## WHAT IS REQUIRED
Restate the entries word for word, omitting nothing.

## RECORDS PROVIDED
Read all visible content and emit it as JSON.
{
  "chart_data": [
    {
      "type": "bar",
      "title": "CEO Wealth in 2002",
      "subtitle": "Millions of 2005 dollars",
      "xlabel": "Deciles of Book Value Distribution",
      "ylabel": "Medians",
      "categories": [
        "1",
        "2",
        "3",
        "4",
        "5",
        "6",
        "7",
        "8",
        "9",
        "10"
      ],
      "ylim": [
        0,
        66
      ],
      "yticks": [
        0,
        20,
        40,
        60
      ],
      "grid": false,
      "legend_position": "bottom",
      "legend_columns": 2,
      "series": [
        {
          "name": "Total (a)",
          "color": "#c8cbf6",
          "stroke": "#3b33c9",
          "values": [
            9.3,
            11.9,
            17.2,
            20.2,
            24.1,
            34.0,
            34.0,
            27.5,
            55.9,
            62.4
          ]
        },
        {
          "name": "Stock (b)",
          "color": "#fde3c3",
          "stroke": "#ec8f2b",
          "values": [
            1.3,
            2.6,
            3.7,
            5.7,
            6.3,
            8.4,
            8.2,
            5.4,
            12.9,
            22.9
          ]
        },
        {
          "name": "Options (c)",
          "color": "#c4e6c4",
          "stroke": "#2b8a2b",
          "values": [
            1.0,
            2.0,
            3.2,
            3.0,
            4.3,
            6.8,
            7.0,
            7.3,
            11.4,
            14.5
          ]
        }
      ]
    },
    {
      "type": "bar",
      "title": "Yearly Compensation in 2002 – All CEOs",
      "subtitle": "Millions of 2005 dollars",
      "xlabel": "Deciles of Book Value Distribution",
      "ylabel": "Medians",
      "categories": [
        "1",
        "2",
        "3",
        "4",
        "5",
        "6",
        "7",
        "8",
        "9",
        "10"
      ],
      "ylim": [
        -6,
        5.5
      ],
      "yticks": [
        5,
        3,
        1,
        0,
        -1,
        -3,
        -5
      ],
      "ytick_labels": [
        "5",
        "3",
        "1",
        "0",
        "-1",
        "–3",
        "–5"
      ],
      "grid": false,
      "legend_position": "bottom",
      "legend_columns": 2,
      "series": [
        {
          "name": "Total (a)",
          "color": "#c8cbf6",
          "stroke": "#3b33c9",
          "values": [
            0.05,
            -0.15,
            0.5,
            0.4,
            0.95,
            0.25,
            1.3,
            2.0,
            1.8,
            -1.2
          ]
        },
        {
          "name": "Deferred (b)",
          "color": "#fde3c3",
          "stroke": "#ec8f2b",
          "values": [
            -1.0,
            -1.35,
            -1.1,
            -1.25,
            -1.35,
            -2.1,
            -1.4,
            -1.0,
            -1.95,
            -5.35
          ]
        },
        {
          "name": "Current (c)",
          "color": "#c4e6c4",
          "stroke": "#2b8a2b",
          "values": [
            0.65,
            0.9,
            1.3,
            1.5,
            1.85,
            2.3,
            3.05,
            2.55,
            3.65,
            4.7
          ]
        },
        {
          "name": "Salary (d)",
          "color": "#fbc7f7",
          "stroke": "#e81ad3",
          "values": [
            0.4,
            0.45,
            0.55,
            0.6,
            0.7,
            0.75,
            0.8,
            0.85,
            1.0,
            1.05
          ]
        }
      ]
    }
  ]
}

## TASK RESULT
Read all visible content and emit it as JSON.
{
  "chart_data": [
    {
      "type": "bar",
      "title": "CEO Wealth in 2002",
      "subtitle": "Millions of 2005 dollars",
      "xlabel": "Deciles of Book Value Distribution",
      "ylabel": "Medians",
      "categories": [
        "1",
        "2",
        "3",
        "4",
        "5",
        "6",
        "7",
        "8",
        "9",
        "10"
      ],
      "ylim": [
        0,
        66
      ],
      "yticks": [
        0,
        20,
        40,
        60
      ],
      "grid": false,
      "legend_position": "bottom",
      "legend_columns": 2,
      "series": [
        {
          "name": "Total (a)",
          "color": "#c8cbf6",
          "stroke": "#3b33c9",
          "values": [
            9.3,
            11.9,
            17.2,
            20.2,
            24.1,
            34.0,
            34.0,
            27.5,
            55.9,
            62.4
          ]
        },
        {
          "name": "Stock (b)",
          "color": "#fde3c3",
          "stroke": "#ec8f2b",
          "values": [
            1.3,
            2.6,
            3.7,
            5.7,
            6.3,
            8.4,
            8.2,
            5.4,
            12.9,
            22.9
          ]
        },
        {
          "name": "Options (c)",
          "color": "#c4e6c4",
          "stroke": "#2b8a2b",
          "values": [
            1.0,
            2.0,
            3.2,
            3.0,
            4.3,
            6.8,
            7.0,
            7.3,
            11.4,
            14.5
          ]
        }
      ]
    },
    {
      "type": "bar",
      "title": "Yearly Compensation in 2002 – All CEOs",
      "subtitle": "Millions of 2005 dollars",
      "xlabel": "Deciles of Book Value Distribution",
      "ylabel": "Medians",
      "categories": [
        "1",
        "2",
        "3",
        "4",
        "5",
        "6",
        "7",
        "8",
        "9",
        "10"
      ],
      "ylim": [
        -6,
        5.5
      ],
      "yticks": [
        5,
        3,
        1,
        0,
        -1,
        -3,
        -5
      ],
      "ytick_labels": [
        "5",
        "3",
        "1",
        "0",
        "-1",
        "–3",
        "–5"
      ],
      "grid": false,
      "legend_position": "bottom",
      "legend_columns": 2,
      "series": [
        {
          "name": "Total (a)",
          "color": "#c8cbf6",
          "stroke": "#3b33c9",
          "values": [
            0.05,
            -0.15,
            0.5,
            0.4,
            0.95,
            0.25,
            1.3,
            2.0,
            1.8,
            -1.2
          ]
        },
        {
          "name": "Deferred (b)",
          "color": "#fde3c3",
          "stroke": "#ec8f2b",
          "values": [
            -1.0,
            -1.35,
            -1.1,
            -1.25,
            -1.35,
            -2.1,
            -1.4,
            -1.0,
            -1.95,
            -5.35
          ]
        },
        {
          "name": "Current (c)",
          "color": "#c4e6c4",
          "stroke": "#2b8a2b",
          "values": [
            0.65,
            0.9,
            1.3,
            1.5,
            1.85,
            2.3,
            3.05,
            2.55,
            3.65,
            4.7
          ]
        },
        {
          "name": "Salary (d)",
          "color": "#fbc7f7",
          "stroke": "#e81ad3",
          "values": [
            0.4,
            0.45,
            0.55,
            0.6,
            0.7,
            0.75,
            0.8,
            0.85,
            1.0,
            1.05
          ]
        }
      ]
    }
  ]
}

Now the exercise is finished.